§ **Exercise task**
Copy everything in the data below exactly except the pictures.

§ **Data lines**
:::

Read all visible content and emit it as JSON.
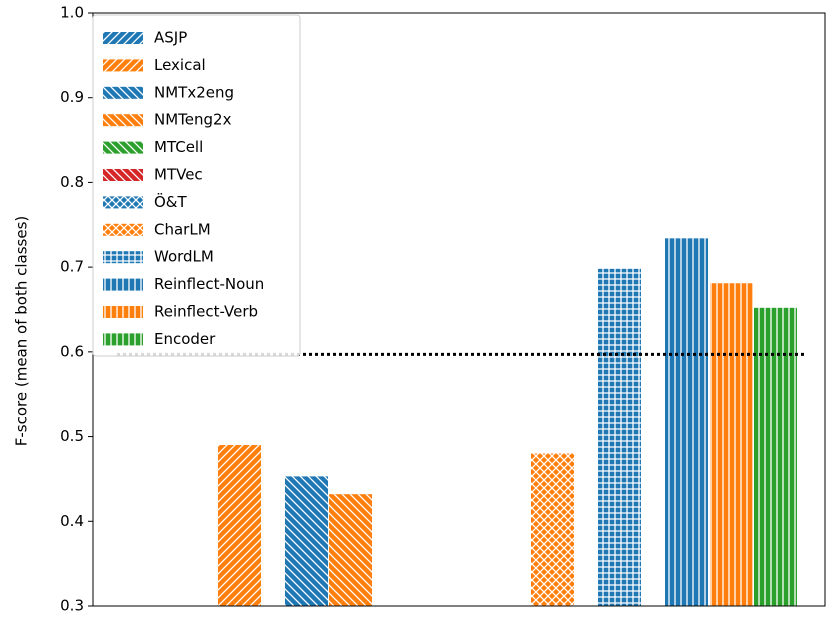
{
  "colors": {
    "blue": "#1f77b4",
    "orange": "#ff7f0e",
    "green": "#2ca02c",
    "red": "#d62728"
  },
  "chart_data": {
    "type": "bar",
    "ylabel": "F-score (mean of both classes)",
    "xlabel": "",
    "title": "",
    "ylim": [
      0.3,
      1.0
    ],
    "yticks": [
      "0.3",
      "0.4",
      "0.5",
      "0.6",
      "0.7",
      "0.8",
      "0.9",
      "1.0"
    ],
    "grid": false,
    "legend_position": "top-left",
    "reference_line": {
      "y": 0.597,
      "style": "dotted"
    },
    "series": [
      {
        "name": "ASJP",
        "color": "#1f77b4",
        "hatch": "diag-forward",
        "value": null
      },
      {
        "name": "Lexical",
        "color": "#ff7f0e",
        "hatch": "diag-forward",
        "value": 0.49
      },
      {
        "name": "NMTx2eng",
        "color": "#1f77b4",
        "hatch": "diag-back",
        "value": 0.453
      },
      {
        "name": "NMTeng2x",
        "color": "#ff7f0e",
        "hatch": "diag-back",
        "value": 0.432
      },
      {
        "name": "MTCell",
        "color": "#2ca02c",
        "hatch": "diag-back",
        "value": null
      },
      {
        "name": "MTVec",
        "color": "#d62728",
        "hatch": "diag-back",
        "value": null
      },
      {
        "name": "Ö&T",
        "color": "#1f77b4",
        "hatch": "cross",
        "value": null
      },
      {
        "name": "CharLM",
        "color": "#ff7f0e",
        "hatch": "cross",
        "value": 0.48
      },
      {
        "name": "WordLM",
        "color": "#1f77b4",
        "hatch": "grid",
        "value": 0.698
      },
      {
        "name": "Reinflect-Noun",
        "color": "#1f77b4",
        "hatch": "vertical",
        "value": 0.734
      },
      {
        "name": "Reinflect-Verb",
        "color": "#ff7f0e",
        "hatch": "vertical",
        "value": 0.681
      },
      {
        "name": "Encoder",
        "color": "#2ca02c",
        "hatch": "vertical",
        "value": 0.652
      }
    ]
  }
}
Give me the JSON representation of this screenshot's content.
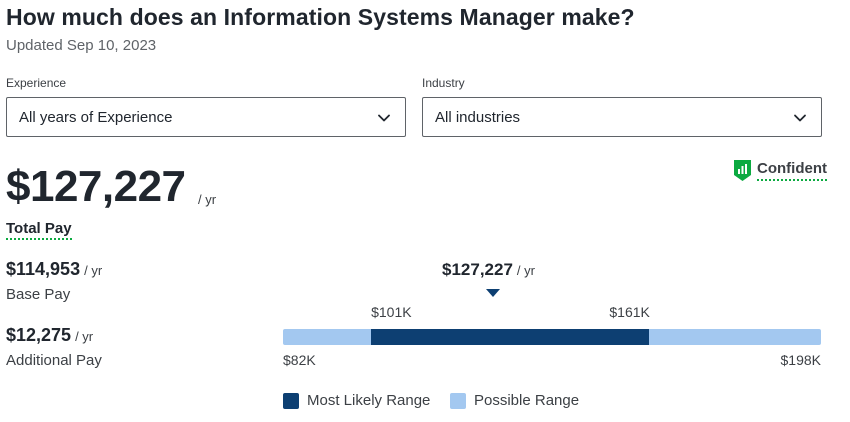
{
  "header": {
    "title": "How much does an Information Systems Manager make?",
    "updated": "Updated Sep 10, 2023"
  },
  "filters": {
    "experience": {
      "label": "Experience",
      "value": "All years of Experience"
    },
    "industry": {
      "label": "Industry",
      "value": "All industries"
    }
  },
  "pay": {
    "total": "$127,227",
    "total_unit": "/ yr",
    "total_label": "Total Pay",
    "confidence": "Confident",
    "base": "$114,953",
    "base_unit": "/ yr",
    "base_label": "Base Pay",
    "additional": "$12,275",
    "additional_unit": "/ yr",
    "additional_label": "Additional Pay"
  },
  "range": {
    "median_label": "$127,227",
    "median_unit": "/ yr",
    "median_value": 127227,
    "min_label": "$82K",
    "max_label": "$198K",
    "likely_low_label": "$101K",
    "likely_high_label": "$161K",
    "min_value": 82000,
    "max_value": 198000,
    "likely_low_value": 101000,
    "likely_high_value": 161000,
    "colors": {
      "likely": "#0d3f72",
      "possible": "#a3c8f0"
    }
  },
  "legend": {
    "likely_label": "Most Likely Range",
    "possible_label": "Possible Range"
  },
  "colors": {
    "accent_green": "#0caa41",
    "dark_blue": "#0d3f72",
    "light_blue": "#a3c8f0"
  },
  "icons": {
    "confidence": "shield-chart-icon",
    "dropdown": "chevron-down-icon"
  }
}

:::

§ **The answer**
Read all visible content and emit it as JSON.
{
  "colors": {
    "blue": "#1f77b4",
    "orange": "#ff7f0e",
    "green": "#2ca02c",
    "red": "#d62728"
  },
  "chart_data": {
    "type": "bar",
    "ylabel": "F-score (mean of both classes)",
    "xlabel": "",
    "title": "",
    "ylim": [
      0.3,
      1.0
    ],
    "yticks": [
      "0.3",
      "0.4",
      "0.5",
      "0.6",
      "0.7",
      "0.8",
      "0.9",
      "1.0"
    ],
    "grid": false,
    "legend_position": "top-left",
    "reference_line": {
      "y": 0.597,
      "style": "dotted"
    },
    "series": [
      {
        "name": "ASJP",
        "color": "#1f77b4",
        "hatch": "diag-forward",
        "value": null
      },
      {
        "name": "Lexical",
        "color": "#ff7f0e",
        "hatch": "diag-forward",
        "value": 0.49
      },
      {
        "name": "NMTx2eng",
        "color": "#1f77b4",
        "hatch": "diag-back",
        "value": 0.453
      },
      {
        "name": "NMTeng2x",
        "color": "#ff7f0e",
        "hatch": "diag-back",
        "value": 0.432
      },
      {
        "name": "MTCell",
        "color": "#2ca02c",
        "hatch": "diag-back",
        "value": null
      },
      {
        "name": "MTVec",
        "color": "#d62728",
        "hatch": "diag-back",
        "value": null
      },
      {
        "name": "Ö&T",
        "color": "#1f77b4",
        "hatch": "cross",
        "value": null
      },
      {
        "name": "CharLM",
        "color": "#ff7f0e",
        "hatch": "cross",
        "value": 0.48
      },
      {
        "name": "WordLM",
        "color": "#1f77b4",
        "hatch": "grid",
        "value": 0.698
      },
      {
        "name": "Reinflect-Noun",
        "color": "#1f77b4",
        "hatch": "vertical",
        "value": 0.734
      },
      {
        "name": "Reinflect-Verb",
        "color": "#ff7f0e",
        "hatch": "vertical",
        "value": 0.681
      },
      {
        "name": "Encoder",
        "color": "#2ca02c",
        "hatch": "vertical",
        "value": 0.652
      }
    ]
  }
}
Give me the JSON representation of this screenshot's content.
{
  "header": {
    "title": "How much does an Information Systems Manager make?",
    "updated": "Updated Sep 10, 2023"
  },
  "filters": {
    "experience": {
      "label": "Experience",
      "value": "All years of Experience"
    },
    "industry": {
      "label": "Industry",
      "value": "All industries"
    }
  },
  "pay": {
    "total": "$127,227",
    "total_unit": "/ yr",
    "total_label": "Total Pay",
    "confidence": "Confident",
    "base": "$114,953",
    "base_unit": "/ yr",
    "base_label": "Base Pay",
    "additional": "$12,275",
    "additional_unit": "/ yr",
    "additional_label": "Additional Pay"
  },
  "range": {
    "median_label": "$127,227",
    "median_unit": "/ yr",
    "median_value": 127227,
    "min_label": "$82K",
    "max_label": "$198K",
    "likely_low_label": "$101K",
    "likely_high_label": "$161K",
    "min_value": 82000,
    "max_value": 198000,
    "likely_low_value": 101000,
    "likely_high_value": 161000,
    "colors": {
      "likely": "#0d3f72",
      "possible": "#a3c8f0"
    }
  },
  "legend": {
    "likely_label": "Most Likely Range",
    "possible_label": "Possible Range"
  },
  "colors": {
    "accent_green": "#0caa41",
    "dark_blue": "#0d3f72",
    "light_blue": "#a3c8f0"
  },
  "icons": {
    "confidence": "shield-chart-icon",
    "dropdown": "chevron-down-icon"
  }
}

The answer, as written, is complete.